Requirements: Switch every "Ellipse shape" to "Oval shape" in the rows below, leaving the rest of each row unchanged. Begin at the row that has "Ellipse shape <box>517 183 629 242</box>" and stop after the row that has "Polygon shape <box>259 153 270 157</box>".

Dataset records:
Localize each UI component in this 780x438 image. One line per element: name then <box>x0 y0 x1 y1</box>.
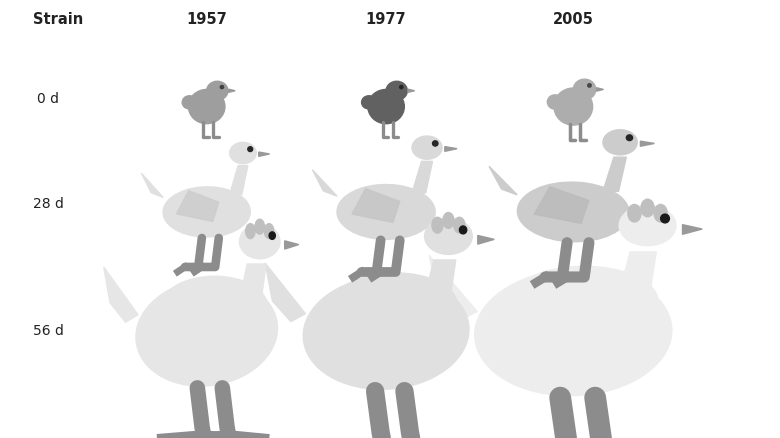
Ellipse shape <box>517 183 629 242</box>
Ellipse shape <box>424 219 472 255</box>
Polygon shape <box>603 158 626 192</box>
Ellipse shape <box>619 206 676 246</box>
Polygon shape <box>412 162 432 194</box>
Text: 1957: 1957 <box>186 12 227 27</box>
Polygon shape <box>429 256 477 321</box>
Text: 56 d: 56 d <box>33 324 64 338</box>
Ellipse shape <box>386 82 407 101</box>
Text: Strain: Strain <box>34 12 83 27</box>
Ellipse shape <box>654 205 667 223</box>
Ellipse shape <box>303 276 469 389</box>
Polygon shape <box>141 174 163 198</box>
Ellipse shape <box>229 143 257 164</box>
Ellipse shape <box>432 141 438 147</box>
Polygon shape <box>682 225 702 235</box>
Ellipse shape <box>239 225 280 259</box>
Text: 0 d: 0 d <box>37 92 59 106</box>
Polygon shape <box>229 90 236 93</box>
Ellipse shape <box>573 80 596 100</box>
Ellipse shape <box>628 205 641 223</box>
Ellipse shape <box>641 200 654 217</box>
Polygon shape <box>229 166 248 195</box>
Ellipse shape <box>246 224 255 239</box>
Text: 28 d: 28 d <box>33 197 64 211</box>
Ellipse shape <box>443 213 454 229</box>
Ellipse shape <box>337 185 435 240</box>
Polygon shape <box>265 264 306 322</box>
Ellipse shape <box>333 273 457 336</box>
Text: 1977: 1977 <box>366 12 406 27</box>
Ellipse shape <box>399 86 403 89</box>
Polygon shape <box>352 189 399 223</box>
Polygon shape <box>259 153 270 157</box>
Ellipse shape <box>162 276 268 336</box>
Ellipse shape <box>248 147 253 152</box>
Polygon shape <box>104 267 138 322</box>
Polygon shape <box>597 88 604 92</box>
Ellipse shape <box>220 86 224 89</box>
Ellipse shape <box>603 131 637 155</box>
Ellipse shape <box>368 90 404 124</box>
Polygon shape <box>408 90 415 93</box>
Ellipse shape <box>661 215 669 223</box>
Ellipse shape <box>264 224 274 239</box>
Ellipse shape <box>454 218 465 233</box>
Ellipse shape <box>475 270 672 396</box>
Polygon shape <box>424 260 456 298</box>
Polygon shape <box>489 167 517 195</box>
Polygon shape <box>640 142 654 147</box>
Ellipse shape <box>362 96 376 110</box>
Ellipse shape <box>432 218 443 233</box>
Polygon shape <box>312 170 337 197</box>
Ellipse shape <box>459 226 466 234</box>
Polygon shape <box>619 252 656 294</box>
Ellipse shape <box>163 187 250 237</box>
Ellipse shape <box>548 95 563 110</box>
Ellipse shape <box>510 267 658 336</box>
Polygon shape <box>239 265 266 300</box>
Ellipse shape <box>183 96 197 110</box>
Ellipse shape <box>554 89 593 126</box>
Ellipse shape <box>136 279 278 386</box>
Polygon shape <box>445 147 457 152</box>
Polygon shape <box>477 236 495 244</box>
Ellipse shape <box>189 90 225 124</box>
Ellipse shape <box>626 135 633 141</box>
Polygon shape <box>534 187 589 224</box>
Ellipse shape <box>587 85 591 88</box>
Ellipse shape <box>255 220 264 235</box>
Ellipse shape <box>269 232 275 240</box>
Ellipse shape <box>207 82 228 101</box>
Polygon shape <box>285 241 299 250</box>
Polygon shape <box>176 191 218 222</box>
Text: 2005: 2005 <box>553 12 594 27</box>
Ellipse shape <box>412 137 442 160</box>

Solved exercise:
Oval shape <box>517 183 629 242</box>
Oval shape <box>424 219 472 255</box>
Polygon shape <box>603 158 626 192</box>
Oval shape <box>619 206 676 246</box>
Polygon shape <box>412 162 432 194</box>
Text: 1957: 1957 <box>186 12 227 27</box>
Polygon shape <box>429 256 477 321</box>
Text: 56 d: 56 d <box>33 324 64 338</box>
Oval shape <box>386 82 407 101</box>
Text: Strain: Strain <box>34 12 83 27</box>
Oval shape <box>654 205 667 223</box>
Oval shape <box>303 276 469 389</box>
Polygon shape <box>141 174 163 198</box>
Oval shape <box>229 143 257 164</box>
Oval shape <box>432 141 438 147</box>
Polygon shape <box>682 225 702 235</box>
Oval shape <box>239 225 280 259</box>
Text: 0 d: 0 d <box>37 92 59 106</box>
Polygon shape <box>229 90 236 93</box>
Oval shape <box>573 80 596 100</box>
Oval shape <box>628 205 641 223</box>
Oval shape <box>641 200 654 217</box>
Polygon shape <box>229 166 248 195</box>
Oval shape <box>246 224 255 239</box>
Text: 28 d: 28 d <box>33 197 64 211</box>
Oval shape <box>443 213 454 229</box>
Oval shape <box>337 185 435 240</box>
Polygon shape <box>265 264 306 322</box>
Oval shape <box>333 273 457 336</box>
Text: 1977: 1977 <box>366 12 406 27</box>
Oval shape <box>399 86 403 89</box>
Polygon shape <box>352 189 399 223</box>
Polygon shape <box>259 153 270 157</box>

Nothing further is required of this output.